--- Given problem ---
Print the full listing exactly.

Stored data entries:

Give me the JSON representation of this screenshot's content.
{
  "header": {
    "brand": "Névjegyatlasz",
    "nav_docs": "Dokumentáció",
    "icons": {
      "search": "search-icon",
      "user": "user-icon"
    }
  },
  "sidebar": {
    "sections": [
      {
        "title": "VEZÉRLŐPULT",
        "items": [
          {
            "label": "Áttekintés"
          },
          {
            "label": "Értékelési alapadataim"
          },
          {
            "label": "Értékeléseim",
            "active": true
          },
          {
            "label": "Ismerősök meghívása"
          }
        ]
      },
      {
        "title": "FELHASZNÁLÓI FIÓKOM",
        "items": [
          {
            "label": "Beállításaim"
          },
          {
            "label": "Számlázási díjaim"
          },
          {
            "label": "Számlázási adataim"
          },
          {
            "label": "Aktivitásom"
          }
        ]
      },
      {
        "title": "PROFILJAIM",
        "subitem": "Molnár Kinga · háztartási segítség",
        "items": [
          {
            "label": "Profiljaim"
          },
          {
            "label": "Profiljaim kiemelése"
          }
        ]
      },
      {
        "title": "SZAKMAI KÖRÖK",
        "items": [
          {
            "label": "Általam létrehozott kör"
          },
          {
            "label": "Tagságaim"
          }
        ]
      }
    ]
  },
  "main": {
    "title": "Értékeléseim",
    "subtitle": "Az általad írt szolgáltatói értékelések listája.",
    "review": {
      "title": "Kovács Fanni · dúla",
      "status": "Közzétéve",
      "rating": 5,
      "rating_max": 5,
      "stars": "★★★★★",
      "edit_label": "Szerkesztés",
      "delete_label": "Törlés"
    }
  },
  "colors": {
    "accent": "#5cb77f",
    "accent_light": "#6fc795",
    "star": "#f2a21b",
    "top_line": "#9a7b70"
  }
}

--- Finished task ---
Give me the JSON representation of this screenshot's content.
{
  "header": {
    "brand": "Névjegyatlasz",
    "nav_docs": "Dokumentáció",
    "icons": {
      "search": "search-icon",
      "user": "user-icon"
    }
  },
  "sidebar": {
    "sections": [
      {
        "title": "VEZÉRLŐPULT",
        "items": [
          {
            "label": "Áttekintés"
          },
          {
            "label": "Értékelési alapadataim"
          },
          {
            "label": "Értékeléseim",
            "active": true
          },
          {
            "label": "Ismerősök meghívása"
          }
        ]
      },
      {
        "title": "FELHASZNÁLÓI FIÓKOM",
        "items": [
          {
            "label": "Beállításaim"
          },
          {
            "label": "Számlázási díjaim"
          },
          {
            "label": "Számlázási adataim"
          },
          {
            "label": "Aktivitásom"
          }
        ]
      },
      {
        "title": "PROFILJAIM",
        "subitem": "Molnár Kinga · háztartási segítség",
        "items": [
          {
            "label": "Profiljaim"
          },
          {
            "label": "Profiljaim kiemelése"
          }
        ]
      },
      {
        "title": "SZAKMAI KÖRÖK",
        "items": [
          {
            "label": "Általam létrehozott kör"
          },
          {
            "label": "Tagságaim"
          }
        ]
      }
    ]
  },
  "main": {
    "title": "Értékeléseim",
    "subtitle": "Az általad írt szolgáltatói értékelések listája.",
    "review": {
      "title": "Kovács Fanni · dúla",
      "status": "Közzétéve",
      "rating": 5,
      "rating_max": 5,
      "stars": "★★★★★",
      "edit_label": "Szerkesztés",
      "delete_label": "Törlés"
    }
  },
  "colors": {
    "accent": "#5cb77f",
    "accent_light": "#6fc795",
    "star": "#f2a21b",
    "top_line": "#9a7b70"
  }
}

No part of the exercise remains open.